Repeat the lines from the one containing "data-point — [857, 123, 892, 158]" through the one containing "scroll-handle[interactable] — [937, 322, 945, 354]", keeping both end lines.

++++ Information provided

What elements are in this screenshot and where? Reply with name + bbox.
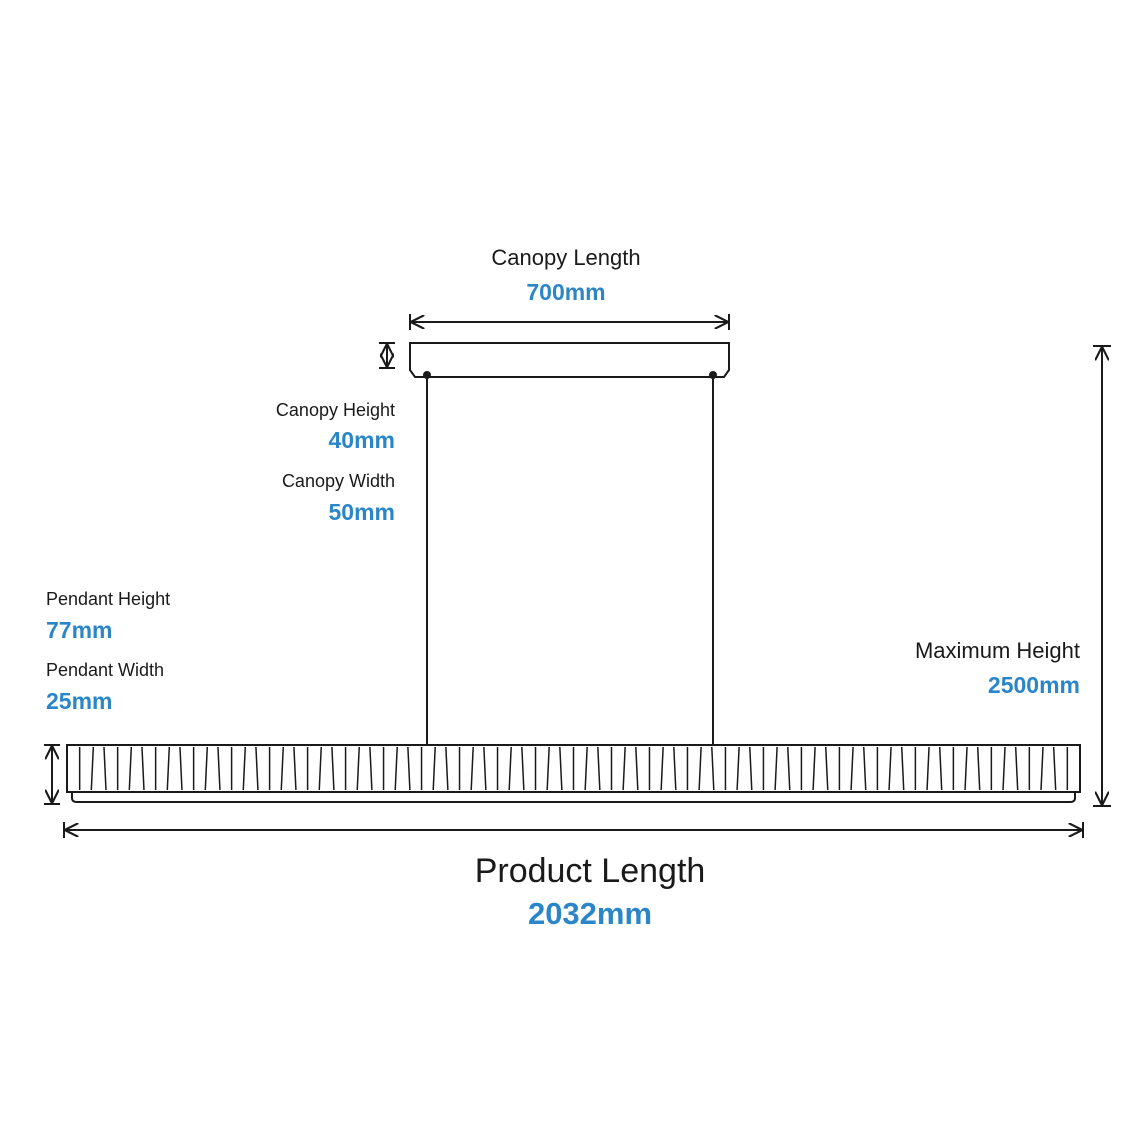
slat [483,746,487,791]
slat [964,746,968,791]
slat [812,746,816,791]
label: Product Length [475,852,706,890]
slat [318,746,322,791]
slat [242,746,247,791]
slat [938,746,943,791]
slat [546,746,550,791]
pendant-tray [71,792,1076,803]
slat [179,746,183,791]
slat [888,746,892,791]
value: 2500mm [988,672,1080,698]
slat [774,746,778,791]
slat [445,746,449,791]
value: 50mm [329,499,395,525]
label: Canopy Length [491,245,640,270]
slat [1014,746,1019,791]
slat [850,746,854,791]
slat [255,746,259,791]
slat [331,746,335,791]
slat [356,746,360,791]
slat [508,746,512,791]
label: Pendant Width [46,660,164,680]
label: Maximum Height [915,638,1080,663]
slat [711,746,715,791]
label: Canopy Width [282,471,395,491]
slat [660,746,664,791]
slat [698,746,702,791]
slat [1052,746,1057,791]
label: Canopy Height [276,400,395,420]
slat [293,746,297,791]
slat [749,746,753,791]
slat [622,746,626,791]
slat [128,746,133,791]
slat [635,746,639,791]
slat [900,746,905,791]
slat [1040,746,1044,791]
slat [470,746,474,791]
slat [787,746,791,791]
slat [407,746,411,791]
canopy [409,342,730,378]
pendant-body [66,744,1081,803]
slat [926,746,930,791]
slat [204,746,209,791]
slat [141,746,145,791]
slat [1002,746,1006,791]
slat [103,746,107,791]
pendant-frame [66,744,1081,793]
slat [280,746,285,791]
slat [584,746,588,791]
slat [976,746,981,791]
slat [217,746,221,791]
slat [597,746,601,791]
value: 77mm [46,617,112,643]
slat [559,746,563,791]
slat [90,746,95,791]
slat [432,746,436,791]
value: 700mm [526,279,605,305]
slat [673,746,677,791]
slat [394,746,398,791]
slat [369,746,373,791]
slat [166,746,171,791]
value: 25mm [46,688,112,714]
slat [736,746,740,791]
slat [825,746,829,791]
label: Pendant Height [46,589,170,609]
value: 40mm [329,427,395,453]
value: 2032mm [528,896,652,931]
slat [862,746,867,791]
slat [521,746,525,791]
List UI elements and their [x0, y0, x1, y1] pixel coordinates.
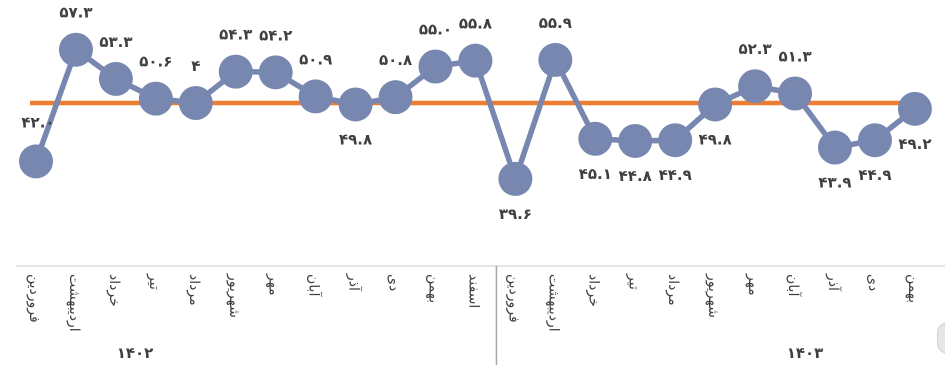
data-point — [857, 123, 892, 158]
category-label: مرداد — [665, 274, 681, 306]
data-point — [178, 86, 213, 120]
data-point — [818, 130, 852, 165]
category-label: خرداد — [106, 274, 122, 307]
category-label: مرداد — [186, 274, 202, 306]
data-point — [258, 55, 293, 90]
category-label: خرداد — [585, 274, 601, 307]
scroll-handle[interactable] — [937, 322, 945, 354]
data-label: ۴۴.۹ — [659, 166, 692, 184]
data-label: ۴۵.۱ — [579, 165, 612, 183]
data-point — [218, 54, 253, 89]
data-label: ۵۵.۰ — [419, 21, 452, 39]
data-point — [378, 80, 413, 115]
data-label: ۵۰.۹ — [299, 50, 332, 68]
data-label: ۴ — [191, 57, 200, 75]
data-label: ۴۴.۹ — [858, 166, 891, 184]
category-label: بهمن — [426, 274, 442, 303]
data-label: ۵۵.۹ — [539, 14, 572, 32]
data-point — [778, 76, 813, 111]
data-label: ۴۹.۸ — [699, 130, 732, 148]
data-label: ۵۲.۳ — [739, 40, 772, 58]
data-point — [338, 87, 373, 122]
group-label: ۱۴۰۲ — [117, 344, 154, 362]
data-label: ۴۳.۹ — [818, 174, 851, 192]
data-label: ۵۵.۸ — [459, 15, 492, 33]
category-label: اردیبهشت — [66, 274, 82, 332]
category-label: مهر — [745, 273, 761, 296]
data-point — [738, 69, 773, 104]
category-label: اسفند — [465, 274, 481, 308]
data-point — [498, 161, 533, 196]
category-label: آذر — [825, 273, 842, 292]
data-point — [138, 81, 173, 116]
category-label: تیر — [625, 273, 641, 290]
category-label: اردیبهشت — [545, 274, 561, 332]
category-label: دی — [865, 274, 881, 291]
data-label: ۴۹.۸ — [339, 130, 372, 148]
category-label: دی — [386, 274, 402, 291]
category-label: فروردین — [505, 274, 521, 323]
data-point — [298, 79, 333, 114]
data-point — [658, 123, 693, 158]
data-point — [578, 121, 613, 156]
category-label: بهمن — [905, 274, 921, 303]
data-label: ۵۰.۶ — [139, 53, 172, 71]
category-label: شهریور — [226, 273, 242, 318]
data-label: ۴۹.۲ — [898, 135, 931, 153]
category-label: شهریور — [705, 273, 721, 318]
data-label: ۴۲.۰ — [21, 113, 54, 131]
category-label: تیر — [146, 273, 162, 290]
data-label: ۳۹.۶ — [499, 205, 532, 223]
data-label: ۵۴.۳ — [219, 26, 252, 44]
data-label: ۵۴.۲ — [259, 26, 292, 44]
data-point — [897, 91, 932, 126]
data-label: ۵۷.۳ — [59, 4, 92, 22]
category-label: آبان — [785, 274, 802, 297]
data-point — [98, 61, 133, 96]
data-point — [698, 87, 733, 122]
data-point — [538, 42, 573, 77]
data-label: ۵۳.۳ — [99, 33, 132, 51]
data-point — [19, 144, 53, 179]
category-label: آذر — [346, 273, 363, 292]
data-label: ۴۴.۸ — [619, 167, 652, 185]
data-point — [418, 49, 453, 84]
data-point — [58, 32, 93, 67]
data-point — [458, 43, 493, 78]
group-label: ۱۴۰۳ — [787, 344, 824, 362]
category-label: مهر — [266, 273, 282, 296]
data-point — [618, 123, 653, 158]
category-label: آبان — [306, 274, 323, 297]
data-label: ۵۰.۸ — [379, 51, 412, 69]
data-label: ۵۱.۳ — [778, 48, 811, 66]
category-label: فروردین — [26, 274, 42, 323]
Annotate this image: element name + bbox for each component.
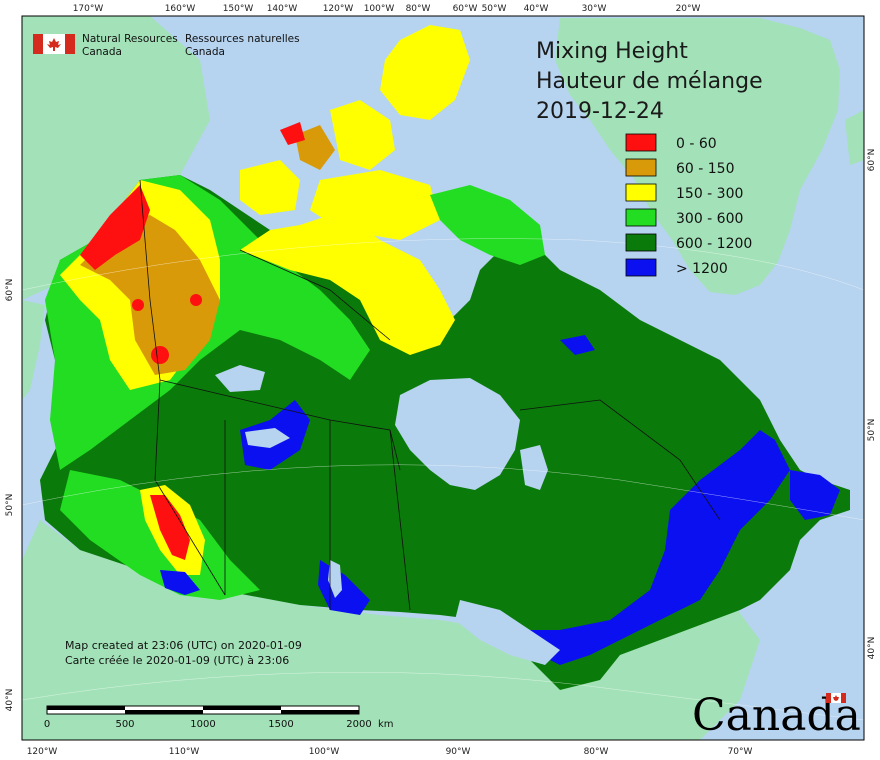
legend-label-4: 600 - 1200 xyxy=(676,236,752,252)
legend-label-1: 60 - 150 xyxy=(676,161,735,177)
great-bear-lake xyxy=(215,365,265,392)
scale-label-1: 500 xyxy=(115,719,134,730)
arctic-island-5 xyxy=(310,170,440,240)
zone-0-60-yukon xyxy=(80,185,150,270)
scale-label-4: 2000 xyxy=(346,719,371,730)
note-en: Map created at 23:06 (UTC) on 2020-01-09 xyxy=(65,639,302,652)
map-frame-border xyxy=(21,15,865,741)
arctic-island-2 xyxy=(240,160,300,215)
map-area xyxy=(21,16,865,740)
tick-top-9: 40°W xyxy=(524,4,549,14)
tick-left-1: 50°N xyxy=(5,494,15,517)
zone-gt1200-east xyxy=(520,430,790,665)
note-fr: Carte créée le 2020-01-09 (UTC) à 23:06 xyxy=(65,654,289,667)
agency-en-line1: Natural Resources xyxy=(82,33,178,45)
legend-label-5: > 1200 xyxy=(676,261,728,277)
legend-label-3: 300 - 600 xyxy=(676,211,743,227)
agency-en-line2: Canada xyxy=(82,46,122,58)
left-tick-labels: 60°N 50°N 40°N xyxy=(5,279,15,712)
zone-gt1200-maritimes xyxy=(790,470,840,520)
scale-bar: 0 500 1000 1500 2000 km xyxy=(44,705,394,730)
greenland-landmass xyxy=(555,18,840,295)
tick-top-6: 80°W xyxy=(406,4,431,14)
tick-top-0: 170°W xyxy=(73,4,104,14)
iceland-landmass xyxy=(845,110,864,165)
scale-label-2: 1000 xyxy=(190,719,215,730)
james-bay xyxy=(520,445,548,490)
zone-0-60-bc xyxy=(150,495,190,560)
zone-0-60-spot-4 xyxy=(190,294,202,306)
tick-bottom-4: 80°W xyxy=(584,747,609,757)
great-lakes xyxy=(455,600,560,665)
tick-bottom-2: 100°W xyxy=(309,747,340,757)
tick-top-11: 20°W xyxy=(676,4,701,14)
lake-winnipeg xyxy=(328,560,342,598)
top-tick-labels: 170°W 160°W 150°W 140°W 120°W 100°W 80°W… xyxy=(73,4,701,14)
legend-swatch-2 xyxy=(625,183,657,202)
map-title: Mixing Height Hauteur de mélange 2019-12… xyxy=(536,39,763,124)
tick-top-3: 140°W xyxy=(267,4,298,14)
agency-fr-line1: Ressources naturelles xyxy=(185,33,300,45)
provincial-borders xyxy=(139,179,721,611)
arctic-island-1 xyxy=(330,100,395,170)
legend-swatch-4 xyxy=(625,233,657,252)
bottom-tick-labels: 120°W 110°W 100°W 90°W 80°W 70°W xyxy=(27,747,753,757)
tick-right-0: 60°N xyxy=(867,149,877,172)
title-line1: Mixing Height xyxy=(536,39,688,64)
tick-top-7: 60°W xyxy=(453,4,478,14)
tick-bottom-5: 70°W xyxy=(728,747,753,757)
great-slave-lake xyxy=(245,428,290,448)
tick-top-10: 30°W xyxy=(582,4,607,14)
zone-gt1200-bc-coast xyxy=(160,570,200,595)
title-date: 2019-12-24 xyxy=(536,99,664,124)
tick-right-2: 40°N xyxy=(867,637,877,660)
baffin-island xyxy=(430,185,545,265)
legend-swatch-5 xyxy=(625,258,657,277)
legend-swatch-0 xyxy=(625,133,657,152)
arctic-island-3 xyxy=(295,125,335,170)
alaska-landmass xyxy=(22,16,210,300)
legend-swatch-1 xyxy=(625,158,657,177)
graticule xyxy=(21,238,865,721)
legend-swatch-3 xyxy=(625,208,657,227)
legend-label-2: 150 - 300 xyxy=(676,186,743,202)
tick-left-2: 40°N xyxy=(5,689,15,712)
tick-top-8: 50°W xyxy=(482,4,507,14)
tick-top-2: 150°W xyxy=(223,4,254,14)
creation-note: Map created at 23:06 (UTC) on 2020-01-09… xyxy=(65,639,302,667)
canada-wordmark: Canada xyxy=(692,690,861,741)
legend-label-0: 0 - 60 xyxy=(676,136,717,152)
scale-label-3: 1500 xyxy=(268,719,293,730)
alaska-peninsula xyxy=(22,300,45,400)
scale-label-0: 0 xyxy=(44,719,50,730)
zone-gt1200-labrador xyxy=(560,335,595,355)
tick-bottom-1: 110°W xyxy=(169,747,200,757)
zone-0-60-spot-1 xyxy=(151,346,169,364)
hudson-bay xyxy=(395,378,520,490)
legend: 0 - 60 60 - 150 150 - 300 300 - 600 600 - 12… xyxy=(625,133,752,277)
canada-flag-icon xyxy=(33,34,75,54)
title-line2: Hauteur de mélange xyxy=(536,69,763,94)
zone-150-300-arctic xyxy=(240,215,455,355)
tick-top-1: 160°W xyxy=(165,4,196,14)
agency-fr-line2: Canada xyxy=(185,46,225,58)
tick-top-4: 120°W xyxy=(323,4,354,14)
zone-0-60-spot-3 xyxy=(132,299,144,311)
wordmark-flag-icon xyxy=(826,693,846,703)
tick-left-0: 60°N xyxy=(5,279,15,302)
arctic-island-4 xyxy=(280,122,305,145)
nrcan-signature: Natural Resources Canada Ressources natu… xyxy=(33,33,300,58)
tick-bottom-3: 90°W xyxy=(446,747,471,757)
arctic-island-ellesmere xyxy=(380,25,470,120)
scale-unit: km xyxy=(378,719,394,730)
right-tick-labels: 60°N 50°N 40°N xyxy=(867,149,877,660)
tick-right-1: 50°N xyxy=(867,419,877,442)
tick-top-5: 100°W xyxy=(364,4,395,14)
tick-bottom-0: 120°W xyxy=(27,747,58,757)
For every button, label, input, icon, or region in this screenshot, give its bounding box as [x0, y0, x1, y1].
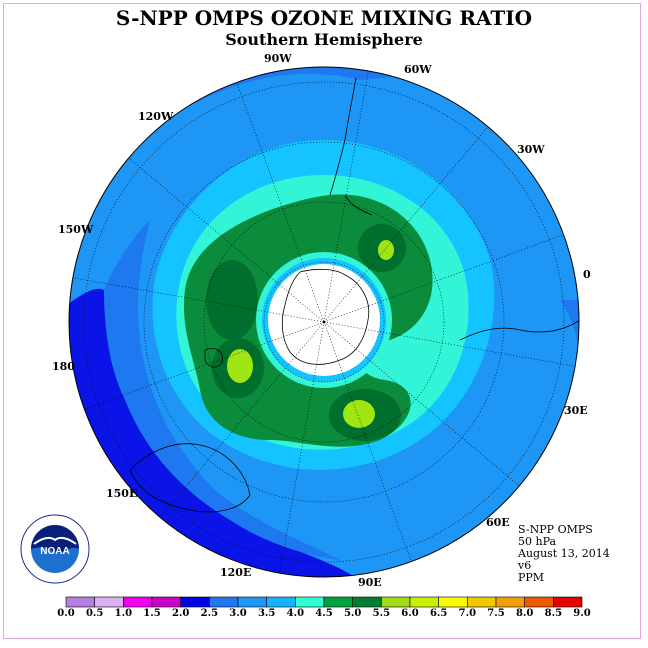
colorbar-tick-label: 5.0 — [343, 608, 362, 619]
info-block: S-NPP OMPS 50 hPa August 13, 2014 v6 PPM — [518, 524, 610, 584]
noaa-logo: NOAA — [20, 514, 90, 584]
polar-night-region — [268, 264, 380, 376]
meridian-line — [124, 154, 325, 323]
colorbar-tick-label: 2.0 — [171, 608, 190, 619]
longitude-label: 30W — [517, 143, 545, 156]
colorbar-tick-label: 8.0 — [515, 608, 534, 619]
colorbar-tick-label: 3.5 — [257, 608, 276, 619]
latitude-20s — [83, 81, 565, 563]
colorbar-tick-label: 2.5 — [200, 608, 219, 619]
latitude-60s — [203, 201, 445, 443]
longitude-label: 90W — [264, 52, 292, 65]
field-5-5-core-southwest — [227, 349, 253, 383]
africa-coastline — [459, 319, 579, 341]
field-5-5-core-southeast — [343, 400, 375, 428]
colorbar-tick-label: 1.5 — [143, 608, 161, 619]
svg-text:NOAA: NOAA — [40, 546, 69, 557]
field-2-5-band — [104, 220, 340, 560]
longitude-label: 120W — [138, 110, 174, 123]
colorbar-tick-label: 7.5 — [487, 608, 505, 619]
antarctica-coastline — [281, 268, 370, 365]
new-zealand-coastline — [204, 347, 223, 368]
meridian-line — [323, 321, 579, 368]
colorbar-tick-label: 5.5 — [372, 608, 391, 619]
meridian-line — [323, 232, 569, 323]
field-5-5-core-northeast — [378, 240, 394, 260]
colorbar-tick-label: 4.0 — [286, 608, 305, 619]
latitude-40s — [143, 141, 505, 503]
colorbar-tick-label: 7.0 — [458, 608, 477, 619]
info-instrument: S-NPP OMPS — [518, 523, 593, 536]
meridian-line — [69, 276, 325, 323]
meridian-line — [79, 321, 325, 412]
info-date: August 13, 2014 — [518, 547, 610, 560]
image-frame — [3, 3, 641, 639]
colorbar-tick-label: 1.0 — [114, 608, 133, 619]
longitude-label: 60W — [404, 63, 432, 76]
meridian-line — [234, 77, 325, 323]
australia-coastline — [129, 443, 251, 513]
longitude-label: 0 — [583, 268, 591, 281]
longitude-label: 120E — [220, 566, 252, 579]
meridian-line — [323, 321, 524, 490]
longitude-label: 180 — [52, 360, 75, 373]
colorbar-tick-label: 3.0 — [229, 608, 247, 619]
info-version: v6 — [518, 559, 532, 572]
longitude-label: 30E — [564, 404, 588, 417]
map-subtitle: Southern Hemisphere — [225, 30, 423, 49]
latitude-80s — [263, 261, 385, 383]
field-5-0-cell-west — [206, 260, 258, 340]
colorbar-tick-label: 9.0 — [573, 608, 591, 619]
meridian-line — [323, 67, 370, 323]
meridian-lines — [69, 67, 579, 577]
map-boundary — [68, 66, 580, 578]
colorbar-tick-label: 4.5 — [315, 608, 333, 619]
meridian-line — [323, 321, 414, 567]
south-america-coastline — [329, 77, 373, 216]
longitude-label: 150W — [58, 223, 94, 236]
colorbar-tick-label: 8.5 — [544, 608, 563, 619]
longitude-label: 90E — [358, 576, 382, 589]
south-pole-marker — [322, 320, 326, 324]
meridian-line — [278, 321, 325, 577]
meridian-line — [323, 122, 492, 323]
colorbar-tick-label: 6.5 — [429, 608, 448, 619]
colorbar-tick-label: 0.5 — [85, 608, 104, 619]
map-title: S-NPP OMPS OZONE MIXING RATIO — [115, 6, 533, 30]
info-units: PPM — [518, 571, 545, 584]
meridian-line — [156, 321, 325, 522]
longitude-label: 60E — [486, 516, 510, 529]
longitude-label: 150E — [106, 487, 138, 500]
info-level: 50 hPa — [518, 535, 557, 548]
colorbar-tick-label: 6.0 — [401, 608, 419, 619]
colorbar-tick-label: 0.0 — [57, 608, 75, 619]
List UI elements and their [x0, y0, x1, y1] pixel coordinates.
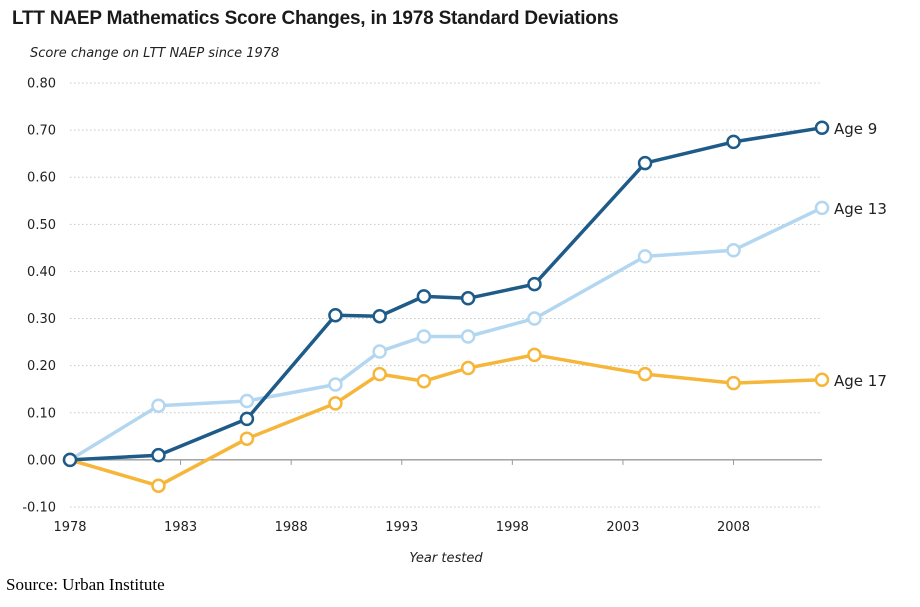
x-tick-label: 1978: [53, 520, 86, 535]
source-note: Source: Urban Institute: [6, 575, 165, 594]
data-point: [328, 308, 343, 323]
x-axis: 1978 1983 1988 1993 1998 2003 2008: [53, 459, 822, 535]
y-axis-ticks: 0.80 0.70 0.60 0.50 0.40 0.30 0.20 0.10 0.00 -0.1…: [22, 77, 56, 516]
series-age-13: Age 13: [62, 200, 887, 468]
series-label-age-13: Age 13: [834, 200, 887, 218]
y-tick-label: 0.20: [27, 359, 56, 374]
data-point: [460, 360, 476, 376]
x-tick-label: 1993: [385, 520, 418, 535]
y-tick-label: 0.40: [27, 265, 56, 280]
data-point: [239, 431, 255, 446]
data-point: [239, 393, 255, 409]
series-label-age-9: Age 9: [834, 120, 877, 138]
data-point: [372, 308, 387, 324]
x-tick-label: 2008: [717, 520, 750, 535]
data-point: [62, 452, 78, 468]
y-tick-label: 0.10: [27, 406, 56, 421]
x-tick-label: 2003: [606, 520, 639, 535]
data-point: [416, 373, 432, 389]
data-point: [527, 311, 542, 326]
series-age-9: Age 9: [62, 120, 877, 468]
y-tick-label: 0.70: [27, 124, 56, 139]
series-lines: Age 13 Age 17 Age 9: [62, 120, 887, 494]
series-line-age-13: [69, 206, 823, 462]
y-tick-label: 0.80: [27, 77, 56, 92]
y-tick-label: 0.50: [27, 218, 56, 233]
data-point: [527, 276, 542, 292]
data-point: [726, 375, 741, 391]
data-point: [637, 155, 653, 171]
data-point: [239, 411, 255, 427]
data-point: [372, 344, 387, 359]
data-point: [460, 329, 476, 344]
data-point: [328, 396, 343, 411]
data-point: [328, 377, 343, 392]
data-point: [814, 120, 830, 136]
series-line-age-17: [69, 353, 823, 488]
data-point: [527, 347, 542, 363]
x-tick-label: 1998: [496, 520, 529, 535]
data-point: [416, 289, 432, 304]
data-point: [460, 291, 476, 306]
data-point: [726, 134, 741, 150]
y-axis-label: Score change on LTT NAEP since 1978: [30, 46, 280, 61]
data-point: [814, 372, 830, 388]
data-point: [637, 366, 653, 382]
y-tick-label: -0.10: [22, 501, 56, 516]
data-point: [151, 478, 166, 494]
series-age-17: Age 17: [62, 347, 887, 494]
series-label-age-17: Age 17: [834, 372, 887, 390]
data-point: [416, 329, 432, 344]
y-tick-label: 0.60: [27, 171, 56, 186]
y-tick-label: 0.00: [27, 453, 56, 468]
x-axis-label: Year tested: [409, 551, 483, 566]
data-point: [814, 200, 830, 216]
chart-title: LTT NAEP Mathematics Score Changes, in 1…: [12, 8, 619, 29]
y-tick-label: 0.30: [27, 312, 56, 327]
data-point: [726, 242, 741, 258]
x-tick-label: 1988: [275, 520, 308, 535]
data-point: [151, 398, 166, 413]
x-tick-label: 1983: [164, 520, 197, 535]
data-point: [637, 249, 653, 264]
data-point: [372, 366, 387, 382]
grid-lines: [70, 82, 822, 508]
data-point: [151, 447, 166, 463]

++++++++

Completed task:
data-point — [857, 123, 892, 158]
category-label: مرداد — [665, 274, 681, 306]
data-point — [178, 86, 213, 120]
data-point — [818, 130, 852, 165]
category-label: خرداد — [106, 274, 122, 307]
category-label: مرداد — [186, 274, 202, 306]
data-point — [258, 55, 293, 90]
category-label: خرداد — [585, 274, 601, 307]
scroll-handle[interactable] — [937, 322, 945, 354]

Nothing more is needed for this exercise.